Directive: Reproduce each line of the material exactly, minus any picture.

________

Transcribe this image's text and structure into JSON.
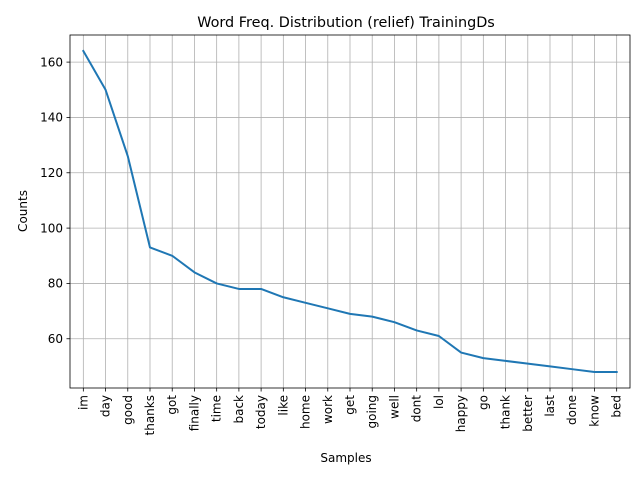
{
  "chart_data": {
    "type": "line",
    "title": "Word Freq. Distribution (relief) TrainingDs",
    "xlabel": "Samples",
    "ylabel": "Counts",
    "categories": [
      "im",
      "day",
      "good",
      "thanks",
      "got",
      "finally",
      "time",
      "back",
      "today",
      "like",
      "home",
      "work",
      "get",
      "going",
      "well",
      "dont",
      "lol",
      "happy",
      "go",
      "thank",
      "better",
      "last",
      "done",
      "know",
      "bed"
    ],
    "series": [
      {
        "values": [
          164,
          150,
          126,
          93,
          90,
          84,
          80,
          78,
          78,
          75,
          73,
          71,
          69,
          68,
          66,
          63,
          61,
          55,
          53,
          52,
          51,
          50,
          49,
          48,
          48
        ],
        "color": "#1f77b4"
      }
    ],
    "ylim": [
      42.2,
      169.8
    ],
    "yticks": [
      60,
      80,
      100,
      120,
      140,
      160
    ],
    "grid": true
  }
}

________

Expected output:
Transcribe this image's text and structure into JSON.
{
  "chart_data": {
    "type": "line",
    "title": "Word Freq. Distribution (relief) TrainingDs",
    "xlabel": "Samples",
    "ylabel": "Counts",
    "categories": [
      "im",
      "day",
      "good",
      "thanks",
      "got",
      "finally",
      "time",
      "back",
      "today",
      "like",
      "home",
      "work",
      "get",
      "going",
      "well",
      "dont",
      "lol",
      "happy",
      "go",
      "thank",
      "better",
      "last",
      "done",
      "know",
      "bed"
    ],
    "series": [
      {
        "values": [
          164,
          150,
          126,
          93,
          90,
          84,
          80,
          78,
          78,
          75,
          73,
          71,
          69,
          68,
          66,
          63,
          61,
          55,
          53,
          52,
          51,
          50,
          49,
          48,
          48
        ],
        "color": "#1f77b4"
      }
    ],
    "ylim": [
      42.2,
      169.8
    ],
    "yticks": [
      60,
      80,
      100,
      120,
      140,
      160
    ],
    "grid": true
  }
}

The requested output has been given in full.